───── Data entries

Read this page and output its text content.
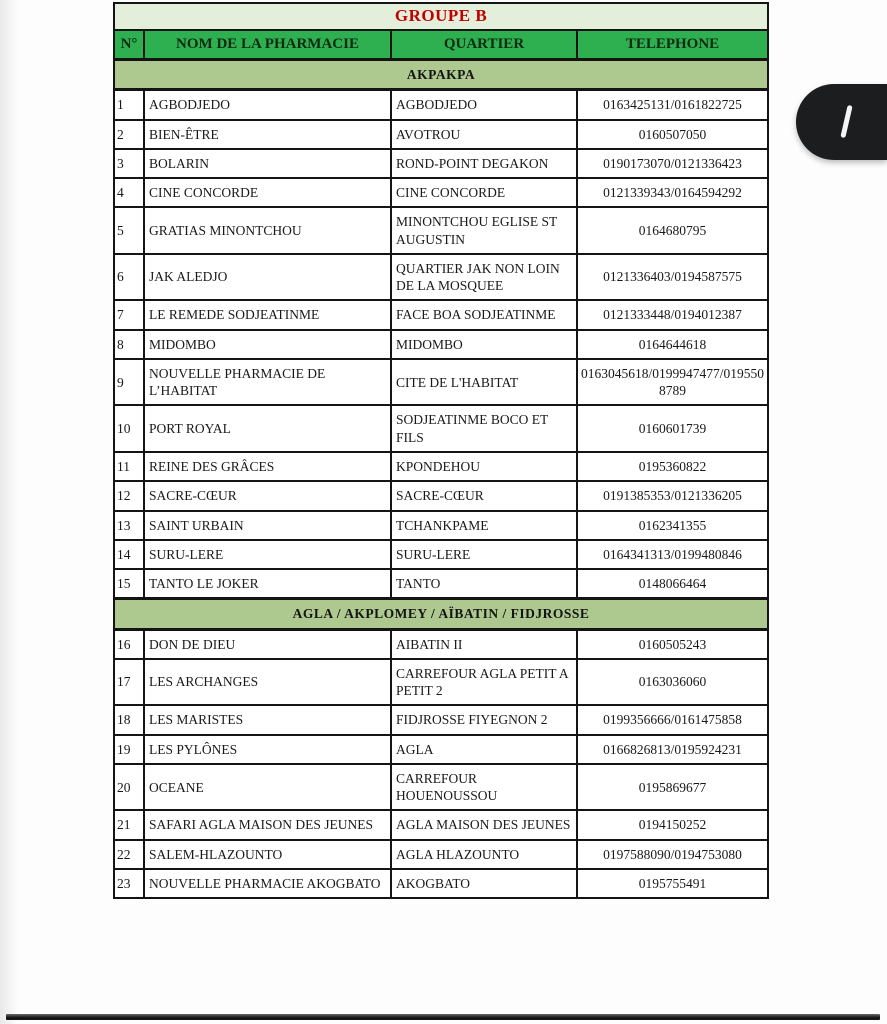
GROUPE B			
N°	NOM DE LA PHARMACIE	QUARTIER	TELEPHONE
AKPAKPA			
1	AGBODJEDO	AGBODJEDO	0163425131/0161822725
2	BIEN-ÊTRE	AVOTROU	0160507050
3	BOLARIN	ROND-POINT DEGAKON	0190173070/0121336423
4	CINE CONCORDE	CINE CONCORDE	0121339343/0164594292
5	GRATIAS MINONTCHOU	MINONTCHOU EGLISE ST AUGUSTIN	0164680795
6	JAK ALEDJO	QUARTIER JAK NON LOIN DE LA MOSQUEE	0121336403/0194587575
7	LE REMEDE SODJEATINME	FACE BOA SODJEATINME	0121333448/0194012387
8	MIDOMBO	MIDOMBO	0164644618
9	NOUVELLE PHARMACIE DE L’HABITAT	CITE DE L'HABITAT	0163045618/0199947477/0195508789
10	PORT ROYAL	SODJEATINME BOCO ET FILS	0160601739
11	REINE DES GRÂCES	KPONDEHOU	0195360822
12	SACRE-CŒUR	SACRE-CŒUR	0191385353/0121336205
13	SAINT URBAIN	TCHANKPAME	0162341355
14	SURU-LERE	SURU-LERE	0164341313/0199480846
15	TANTO LE JOKER	TANTO	0148066464
AGLA / AKPLOMEY / AÏBATIN / FIDJROSSE			
16	DON DE DIEU	AIBATIN II	0160505243
17	LES ARCHANGES	CARREFOUR AGLA PETIT A PETIT 2	0163036060
18	LES MARISTES	FIDJROSSE FIYEGNON 2	0199356666/0161475858
19	LES PYLÔNES	AGLA	0166826813/0195924231
20	OCEANE	CARREFOUR HOUENOUSSOU	0195869677
21	SAFARI AGLA MAISON DES JEUNES	AGLA MAISON DES JEUNES	0194150252
22	SALEM-HLAZOUNTO	AGLA HLAZOUNTO	0197588090/0194753080
23	NOUVELLE PHARMACIE AKOGBATO	AKOGBATO	0195755491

──────────

■ **Exercise objective**:
Using the records above, output their complete text exactly, minus any images.

■ **Output below**:
Read this page and output its text content.
GROUPE B			
N°	NOM DE LA PHARMACIE	QUARTIER	TELEPHONE
AKPAKPA			
1	AGBODJEDO	AGBODJEDO	0163425131/0161822725
2	BIEN-ÊTRE	AVOTROU	0160507050
3	BOLARIN	ROND-POINT DEGAKON	0190173070/0121336423
4	CINE CONCORDE	CINE CONCORDE	0121339343/0164594292
5	GRATIAS MINONTCHOU	MINONTCHOU EGLISE ST AUGUSTIN	0164680795
6	JAK ALEDJO	QUARTIER JAK NON LOIN DE LA MOSQUEE	0121336403/0194587575
7	LE REMEDE SODJEATINME	FACE BOA SODJEATINME	0121333448/0194012387
8	MIDOMBO	MIDOMBO	0164644618
9	NOUVELLE PHARMACIE DE L’HABITAT	CITE DE L'HABITAT	0163045618/0199947477/0195508789
10	PORT ROYAL	SODJEATINME BOCO ET FILS	0160601739
11	REINE DES GRÂCES	KPONDEHOU	0195360822
12	SACRE-CŒUR	SACRE-CŒUR	0191385353/0121336205
13	SAINT URBAIN	TCHANKPAME	0162341355
14	SURU-LERE	SURU-LERE	0164341313/0199480846
15	TANTO LE JOKER	TANTO	0148066464
AGLA / AKPLOMEY / AÏBATIN / FIDJROSSE			
16	DON DE DIEU	AIBATIN II	0160505243
17	LES ARCHANGES	CARREFOUR AGLA PETIT A PETIT 2	0163036060
18	LES MARISTES	FIDJROSSE FIYEGNON 2	0199356666/0161475858
19	LES PYLÔNES	AGLA	0166826813/0195924231
20	OCEANE	CARREFOUR HOUENOUSSOU	0195869677
21	SAFARI AGLA MAISON DES JEUNES	AGLA MAISON DES JEUNES	0194150252
22	SALEM-HLAZOUNTO	AGLA HLAZOUNTO	0197588090/0194753080
23	NOUVELLE PHARMACIE AKOGBATO	AKOGBATO	0195755491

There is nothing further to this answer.